* [INPUT RECORDS]:
● ● ● ●

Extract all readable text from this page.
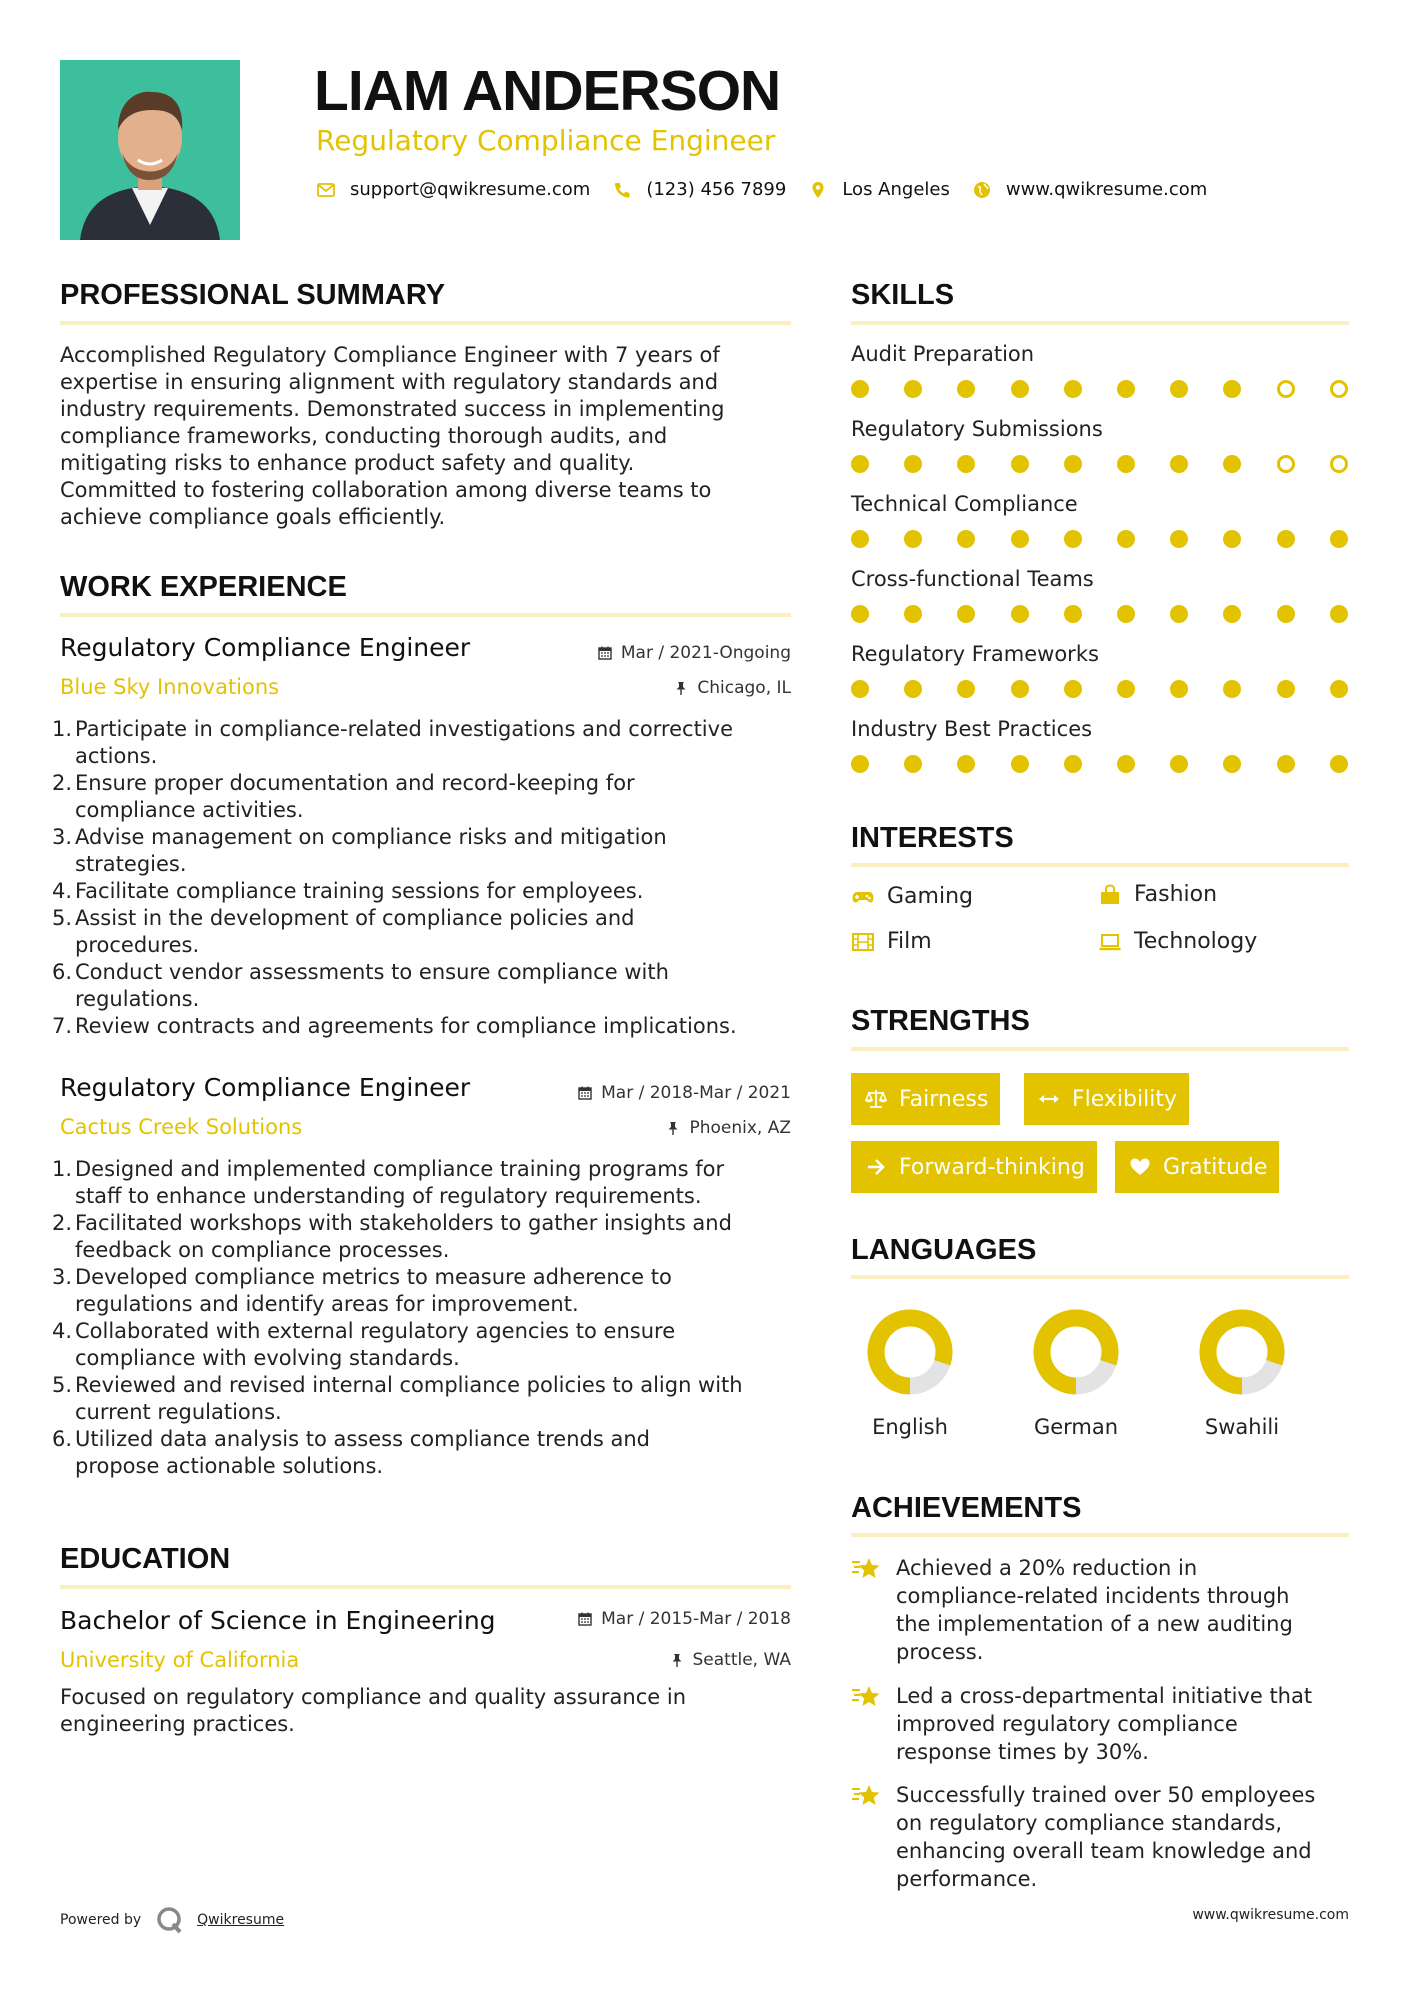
LIAM ANDERSON
Regulatory Compliance Engineer
support@qwikresume.com	(123) 456 7899	Los Angeles	www.qwikresume.com
PROFESSIONAL SUMMARY
Accomplished Regulatory Compliance Engineer with 7 years of
expertise in ensuring alignment with regulatory standards and
industry requirements. Demonstrated success in implementing
compliance frameworks, conducting thorough audits, and
mitigating risks to enhance product safety and quality.
Committed to fostering collaboration among diverse teams to
achieve compliance goals efficiently.
WORK EXPERIENCE
Regulatory Compliance Engineer
Blue Sky Innovations
Mar / 2021-Ongoing
Chicago, IL
1. Participate in compliance-related investigations and corrective
actions.
2. Ensure proper documentation and record-keeping for
compliance activities.
3. Advise management on compliance risks and mitigation
strategies.
4. Facilitate compliance training sessions for employees.
5. Assist in the development of compliance policies and
procedures.
6. Conduct vendor assessments to ensure compliance with
regulations.
7. Review contracts and agreements for compliance implications.
Regulatory Compliance Engineer
Cactus Creek Solutions
Mar / 2018-Mar / 2021
Phoenix, AZ
1. Designed and implemented compliance training programs for
staff to enhance understanding of regulatory requirements.
2. Facilitated workshops with stakeholders to gather insights and
feedback on compliance processes.
3. Developed compliance metrics to measure adherence to
regulations and identify areas for improvement.
4. Collaborated with external regulatory agencies to ensure
compliance with evolving standards.
5. Reviewed and revised internal compliance policies to align with
current regulations.
6. Utilized data analysis to assess compliance trends and
propose actionable solutions.
EDUCATION
Bachelor of Science in Engineering
University of California
Mar / 2015-Mar / 2018
Seattle, WA
Focused on regulatory compliance and quality assurance in
engineering practices.
SKILLS
Audit Preparation
Regulatory Submissions
Technical Compliance
Cross-functional Teams
Regulatory Frameworks
Industry Best Practices
INTERESTS
Gaming	Fashion
Film	Technology
STRENGTHS
Fairness	Flexibility
Forward-thinking	Gratitude
LANGUAGES
English	German	Swahili
ACHIEVEMENTS
Achieved a 20% reduction in
compliance-related incidents through
the implementation of a new auditing
process.
Led a cross-departmental initiative that
improved regulatory compliance
response times by 30%.
Successfully trained over 50 employees
on regulatory compliance standards,
enhancing overall team knowledge and
performance.
Powered by	Qwikresume	www.qwikresume.com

● ● ● ●

* [AIM]: Without the pictures, restate each entry exactly.

* [SOLUTION TO THE PROBLEM]:
Extract all readable text from this page.
LIAM ANDERSON
Regulatory Compliance Engineer
support@qwikresume.com	(123) 456 7899	Los Angeles	www.qwikresume.com
PROFESSIONAL SUMMARY
Accomplished Regulatory Compliance Engineer with 7 years of
expertise in ensuring alignment with regulatory standards and
industry requirements. Demonstrated success in implementing
compliance frameworks, conducting thorough audits, and
mitigating risks to enhance product safety and quality.
Committed to fostering collaboration among diverse teams to
achieve compliance goals efficiently.
WORK EXPERIENCE
Regulatory Compliance Engineer
Blue Sky Innovations
Mar / 2021-Ongoing
Chicago, IL
1. Participate in compliance-related investigations and corrective
actions.
2. Ensure proper documentation and record-keeping for
compliance activities.
3. Advise management on compliance risks and mitigation
strategies.
4. Facilitate compliance training sessions for employees.
5. Assist in the development of compliance policies and
procedures.
6. Conduct vendor assessments to ensure compliance with
regulations.
7. Review contracts and agreements for compliance implications.
Regulatory Compliance Engineer
Cactus Creek Solutions
Mar / 2018-Mar / 2021
Phoenix, AZ
1. Designed and implemented compliance training programs for
staff to enhance understanding of regulatory requirements.
2. Facilitated workshops with stakeholders to gather insights and
feedback on compliance processes.
3. Developed compliance metrics to measure adherence to
regulations and identify areas for improvement.
4. Collaborated with external regulatory agencies to ensure
compliance with evolving standards.
5. Reviewed and revised internal compliance policies to align with
current regulations.
6. Utilized data analysis to assess compliance trends and
propose actionable solutions.
EDUCATION
Bachelor of Science in Engineering
University of California
Mar / 2015-Mar / 2018
Seattle, WA
Focused on regulatory compliance and quality assurance in
engineering practices.
SKILLS
Audit Preparation
Regulatory Submissions
Technical Compliance
Cross-functional Teams
Regulatory Frameworks
Industry Best Practices
INTERESTS
Gaming	Fashion
Film	Technology
STRENGTHS
Fairness	Flexibility
Forward-thinking	Gratitude
LANGUAGES
English	German	Swahili
ACHIEVEMENTS
Achieved a 20% reduction in
compliance-related incidents through
the implementation of a new auditing
process.
Led a cross-departmental initiative that
improved regulatory compliance
response times by 30%.
Successfully trained over 50 employees
on regulatory compliance standards,
enhancing overall team knowledge and
performance.
Powered by	Qwikresume	www.qwikresume.com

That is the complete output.